PROVIDED TEXT
((

MySQL Long Query Progress Monitoring

Mysql Problem Overview

Just to preface my question, I understand that there is no direct support for something like this. What I am looking for is any sort of work-around, or convoluted derivation that would get me a half-respectable result.

I am working with a rather large MySQL cluster (tables > 400 million rows) using the cluster engine.

Is anyone aware of a way to either ~~directly retrieve~~ or otherwise derive a somewhat (or better) accurate indication of progress through a long query in mysql? I have some queries that can take up to 45 minutes, and I need to determine if we're 10% or 90% through the processing.

EDIT:

As requested in the comments here is a distilled and generified version of one of the queries that is leading to my original question...

SELECT `userId`
FROM	`openEndedResponses` AS `oe`
WHERE
	`oe`.`questionId` = 3 -- zip code
	AND (REPLACE( REPLACE( `oe`.`value`, ' ', '' ), '-', '' ) IN ( '30071', '30106', '30122', '30134', '30135', '30168', '30180', '30185', '30187', '30317', '30004' ));

This query is run against a single table with ~95 million rows. It takes 8 seconds to run the query and another 13 to transfer the data (21 sec total). Considering the size of the table, and the fact that there are string manipulation functions being used, I'd say it's running pretty damn fast. However, to the user, it's still 21 seconds appearing either stuck or idle. Some indication of progress would be ideal.

Mysql Solutions

Solution 1 - Mysql

I know this is an old question, but I was looking for a similar answer, when trying to figure out how much longer my update would take on a query of 250m rows.

If you run:

SHOW ENGINE INNODB STATUS \G

Then under TRANSACTIONS find the transaction in question, examine this section:

---TRANSACTION 34282360, ACTIVE 71195 sec starting index read
mysql tables in use 2, locked 2
1985355 lock struct(s), heap size 203333840, 255691088 row lock(s), undo log entries 21355084

The important bit is "undo log entries". For each updated row, in my case it seemed to add an undo log entry (trying running it again after a few seconds and see how many have been added).

If you skip to the end of the status report, you'll see this:

Number of rows inserted 606188224, updated 251615579, deleted 1667, read 54873415652
0.00 inserts/s, 1595.44 updates/s, 0.00 deletes/s, 3190.88 reads/s

Here we can see that the speed updates are being applied is 1595.44 rows per second (although if you're running other update queries in tandem, then this speed might be separated between your queries).

))

AIM OF THE TASK
In the MySQL query progress thread, why does the first solution single out "undo log entries" as the important figure?

(Boxed element entries)

((

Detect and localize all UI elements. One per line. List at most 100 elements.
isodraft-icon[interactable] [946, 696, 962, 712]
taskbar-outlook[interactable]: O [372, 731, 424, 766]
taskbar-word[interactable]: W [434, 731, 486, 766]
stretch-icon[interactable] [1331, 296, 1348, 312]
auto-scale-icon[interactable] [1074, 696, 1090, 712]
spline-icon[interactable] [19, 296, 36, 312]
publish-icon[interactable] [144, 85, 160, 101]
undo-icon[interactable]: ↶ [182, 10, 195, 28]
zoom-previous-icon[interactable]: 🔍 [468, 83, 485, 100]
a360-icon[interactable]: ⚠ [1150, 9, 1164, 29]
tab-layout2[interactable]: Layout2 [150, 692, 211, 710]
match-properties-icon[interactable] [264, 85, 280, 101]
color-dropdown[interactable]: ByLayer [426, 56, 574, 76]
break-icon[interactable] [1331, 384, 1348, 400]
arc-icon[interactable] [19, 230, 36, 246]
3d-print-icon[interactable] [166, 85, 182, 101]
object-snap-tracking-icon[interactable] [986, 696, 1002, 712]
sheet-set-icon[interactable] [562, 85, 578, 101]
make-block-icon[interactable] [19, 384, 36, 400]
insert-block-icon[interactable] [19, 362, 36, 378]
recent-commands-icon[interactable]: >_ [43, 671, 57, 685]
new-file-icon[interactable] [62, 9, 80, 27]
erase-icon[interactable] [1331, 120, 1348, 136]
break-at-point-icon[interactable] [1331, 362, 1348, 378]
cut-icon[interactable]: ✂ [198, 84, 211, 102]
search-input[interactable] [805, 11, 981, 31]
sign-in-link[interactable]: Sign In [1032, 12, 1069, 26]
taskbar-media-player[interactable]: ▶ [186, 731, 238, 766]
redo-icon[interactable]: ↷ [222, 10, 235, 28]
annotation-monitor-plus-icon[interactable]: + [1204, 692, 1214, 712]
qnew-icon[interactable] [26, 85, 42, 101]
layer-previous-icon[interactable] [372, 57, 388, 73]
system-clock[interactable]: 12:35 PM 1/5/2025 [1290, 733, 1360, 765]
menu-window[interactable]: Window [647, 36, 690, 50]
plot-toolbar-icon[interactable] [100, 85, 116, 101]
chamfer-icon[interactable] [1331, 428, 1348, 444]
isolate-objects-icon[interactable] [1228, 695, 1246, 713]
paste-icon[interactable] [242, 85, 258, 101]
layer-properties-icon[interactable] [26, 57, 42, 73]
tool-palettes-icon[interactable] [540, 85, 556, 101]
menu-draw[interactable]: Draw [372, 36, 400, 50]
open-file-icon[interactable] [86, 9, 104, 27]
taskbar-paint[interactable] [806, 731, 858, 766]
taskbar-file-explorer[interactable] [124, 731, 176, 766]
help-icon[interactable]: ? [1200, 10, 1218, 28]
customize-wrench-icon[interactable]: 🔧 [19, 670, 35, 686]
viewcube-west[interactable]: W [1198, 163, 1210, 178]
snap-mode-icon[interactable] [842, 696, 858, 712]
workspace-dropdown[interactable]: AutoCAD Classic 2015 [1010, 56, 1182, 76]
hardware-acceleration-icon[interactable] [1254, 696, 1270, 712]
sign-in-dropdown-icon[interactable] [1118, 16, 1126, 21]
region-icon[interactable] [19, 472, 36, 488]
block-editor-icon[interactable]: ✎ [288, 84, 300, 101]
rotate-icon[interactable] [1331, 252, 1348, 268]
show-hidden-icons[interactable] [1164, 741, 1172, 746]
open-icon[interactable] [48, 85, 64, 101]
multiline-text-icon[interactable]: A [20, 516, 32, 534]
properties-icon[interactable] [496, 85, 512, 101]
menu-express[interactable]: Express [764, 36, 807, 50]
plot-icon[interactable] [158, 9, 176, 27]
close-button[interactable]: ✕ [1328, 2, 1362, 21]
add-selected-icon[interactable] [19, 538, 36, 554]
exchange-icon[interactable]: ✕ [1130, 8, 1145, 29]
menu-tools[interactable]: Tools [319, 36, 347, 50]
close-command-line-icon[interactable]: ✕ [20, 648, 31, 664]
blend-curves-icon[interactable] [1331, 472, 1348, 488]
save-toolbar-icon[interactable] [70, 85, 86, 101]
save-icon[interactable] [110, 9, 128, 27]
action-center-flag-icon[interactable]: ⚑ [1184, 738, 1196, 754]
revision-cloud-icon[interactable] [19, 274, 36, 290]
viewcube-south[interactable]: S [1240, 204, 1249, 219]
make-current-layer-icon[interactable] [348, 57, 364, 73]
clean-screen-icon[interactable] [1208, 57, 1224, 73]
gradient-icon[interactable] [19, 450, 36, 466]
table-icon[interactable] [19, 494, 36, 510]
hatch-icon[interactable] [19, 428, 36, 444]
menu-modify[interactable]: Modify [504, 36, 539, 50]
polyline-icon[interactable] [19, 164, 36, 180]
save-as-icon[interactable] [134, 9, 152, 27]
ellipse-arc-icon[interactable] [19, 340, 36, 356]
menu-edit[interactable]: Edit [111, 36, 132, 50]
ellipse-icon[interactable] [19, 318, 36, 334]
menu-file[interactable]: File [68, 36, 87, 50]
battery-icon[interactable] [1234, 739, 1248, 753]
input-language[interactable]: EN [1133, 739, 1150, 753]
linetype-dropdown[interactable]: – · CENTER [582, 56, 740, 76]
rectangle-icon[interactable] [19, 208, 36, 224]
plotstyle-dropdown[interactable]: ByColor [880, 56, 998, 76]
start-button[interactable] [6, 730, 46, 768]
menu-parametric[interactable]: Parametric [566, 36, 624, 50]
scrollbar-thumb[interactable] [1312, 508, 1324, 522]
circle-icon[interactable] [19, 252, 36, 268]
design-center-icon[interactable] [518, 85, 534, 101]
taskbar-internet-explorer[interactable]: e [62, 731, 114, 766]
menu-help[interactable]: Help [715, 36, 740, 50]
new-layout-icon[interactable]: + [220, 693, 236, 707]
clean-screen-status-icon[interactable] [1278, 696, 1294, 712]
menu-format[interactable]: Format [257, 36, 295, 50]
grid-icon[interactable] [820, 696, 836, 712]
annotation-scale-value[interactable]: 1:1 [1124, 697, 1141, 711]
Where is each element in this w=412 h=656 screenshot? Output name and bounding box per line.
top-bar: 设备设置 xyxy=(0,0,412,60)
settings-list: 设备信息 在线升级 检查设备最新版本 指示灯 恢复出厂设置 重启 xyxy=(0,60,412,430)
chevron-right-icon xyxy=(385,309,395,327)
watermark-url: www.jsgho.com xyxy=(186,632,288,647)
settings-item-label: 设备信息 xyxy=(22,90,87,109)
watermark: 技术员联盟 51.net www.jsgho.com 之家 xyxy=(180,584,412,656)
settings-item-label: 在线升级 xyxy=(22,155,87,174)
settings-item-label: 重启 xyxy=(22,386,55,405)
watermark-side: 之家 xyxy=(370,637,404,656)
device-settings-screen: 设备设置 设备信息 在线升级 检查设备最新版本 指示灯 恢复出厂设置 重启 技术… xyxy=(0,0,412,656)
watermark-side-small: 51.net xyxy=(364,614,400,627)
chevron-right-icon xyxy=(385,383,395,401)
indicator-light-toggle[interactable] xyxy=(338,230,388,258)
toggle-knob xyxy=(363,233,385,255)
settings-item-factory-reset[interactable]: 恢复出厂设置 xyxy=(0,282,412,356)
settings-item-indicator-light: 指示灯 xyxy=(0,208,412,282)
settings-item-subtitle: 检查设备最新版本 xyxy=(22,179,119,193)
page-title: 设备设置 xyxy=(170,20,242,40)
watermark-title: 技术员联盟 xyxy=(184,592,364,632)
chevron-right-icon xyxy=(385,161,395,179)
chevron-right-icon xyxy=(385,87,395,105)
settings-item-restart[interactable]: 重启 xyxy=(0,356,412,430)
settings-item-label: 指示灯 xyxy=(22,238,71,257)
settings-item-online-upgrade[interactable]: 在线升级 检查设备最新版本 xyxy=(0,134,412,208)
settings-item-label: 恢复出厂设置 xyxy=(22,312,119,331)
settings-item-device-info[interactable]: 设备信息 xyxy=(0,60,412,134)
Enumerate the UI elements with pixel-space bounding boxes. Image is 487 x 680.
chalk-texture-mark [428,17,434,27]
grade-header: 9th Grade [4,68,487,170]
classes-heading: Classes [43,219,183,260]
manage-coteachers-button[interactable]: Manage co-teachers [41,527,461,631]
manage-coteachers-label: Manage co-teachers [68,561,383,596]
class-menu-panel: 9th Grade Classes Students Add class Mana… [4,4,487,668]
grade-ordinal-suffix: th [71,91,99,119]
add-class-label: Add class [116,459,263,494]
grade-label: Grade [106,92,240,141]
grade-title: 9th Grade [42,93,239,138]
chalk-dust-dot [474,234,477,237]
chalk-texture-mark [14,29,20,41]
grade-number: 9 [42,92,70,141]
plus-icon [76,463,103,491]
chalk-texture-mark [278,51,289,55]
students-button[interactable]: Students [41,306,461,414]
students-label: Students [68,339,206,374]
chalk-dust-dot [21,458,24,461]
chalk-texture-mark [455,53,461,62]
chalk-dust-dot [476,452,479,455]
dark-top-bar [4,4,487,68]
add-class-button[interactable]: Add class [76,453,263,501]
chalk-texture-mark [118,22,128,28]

))

RIGHT ANSWER
In that poster's case, each updated row seemed to add one undo log entry, so the count shows how many rows the update has handled so far. Running the status command again after a few seconds shows how many entries were added in that time.